- [To do]: Quote the whole listing exactly. Leave the pictures out of your copy.

======== Data extract ========

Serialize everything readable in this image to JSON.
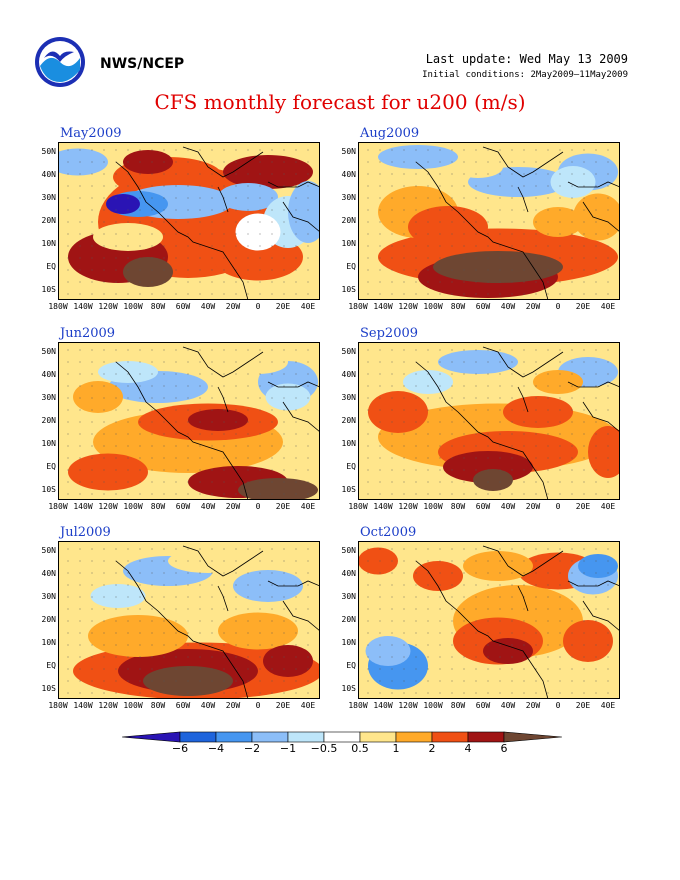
{
  "header": {
    "agency": "NWS/NCEP",
    "last_update": "Last update: Wed May 13 2009",
    "initial_conditions": "Initial conditions: 2May2009–11May2009",
    "title": "CFS monthly forecast for u200 (m/s)"
  },
  "axes": {
    "lat_labels": [
      "50N",
      "40N",
      "30N",
      "20N",
      "10N",
      "EQ",
      "10S"
    ],
    "lon_labels": [
      "180W",
      "140W",
      "120W",
      "100W",
      "80W",
      "60W",
      "40W",
      "20W",
      "0",
      "20E",
      "40E"
    ]
  },
  "panels": [
    {
      "title": "May2009"
    },
    {
      "title": "Aug2009"
    },
    {
      "title": "Jun2009"
    },
    {
      "title": "Sep2009"
    },
    {
      "title": "Jul2009"
    },
    {
      "title": "Oct2009"
    }
  ],
  "colorbar": {
    "labels": [
      "−6",
      "−4",
      "−2",
      "−1",
      "−0.5",
      "0.5",
      "1",
      "2",
      "4",
      "6"
    ],
    "colors": [
      "#2a14b4",
      "#1e64dc",
      "#4696f0",
      "#8cbef8",
      "#bee6fa",
      "#ffffff",
      "#ffe68c",
      "#ffaa2a",
      "#f05014",
      "#a01414",
      "#6e4632"
    ]
  }
}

========

- [Answer to this problem]:
Serialize everything readable in this image to JSON.
{
  "header": {
    "agency": "NWS/NCEP",
    "last_update": "Last update: Wed May 13 2009",
    "initial_conditions": "Initial conditions: 2May2009–11May2009",
    "title": "CFS monthly forecast for u200 (m/s)"
  },
  "axes": {
    "lat_labels": [
      "50N",
      "40N",
      "30N",
      "20N",
      "10N",
      "EQ",
      "10S"
    ],
    "lon_labels": [
      "180W",
      "140W",
      "120W",
      "100W",
      "80W",
      "60W",
      "40W",
      "20W",
      "0",
      "20E",
      "40E"
    ]
  },
  "panels": [
    {
      "title": "May2009"
    },
    {
      "title": "Aug2009"
    },
    {
      "title": "Jun2009"
    },
    {
      "title": "Sep2009"
    },
    {
      "title": "Jul2009"
    },
    {
      "title": "Oct2009"
    }
  ],
  "colorbar": {
    "labels": [
      "−6",
      "−4",
      "−2",
      "−1",
      "−0.5",
      "0.5",
      "1",
      "2",
      "4",
      "6"
    ],
    "colors": [
      "#2a14b4",
      "#1e64dc",
      "#4696f0",
      "#8cbef8",
      "#bee6fa",
      "#ffffff",
      "#ffe68c",
      "#ffaa2a",
      "#f05014",
      "#a01414",
      "#6e4632"
    ]
  }
}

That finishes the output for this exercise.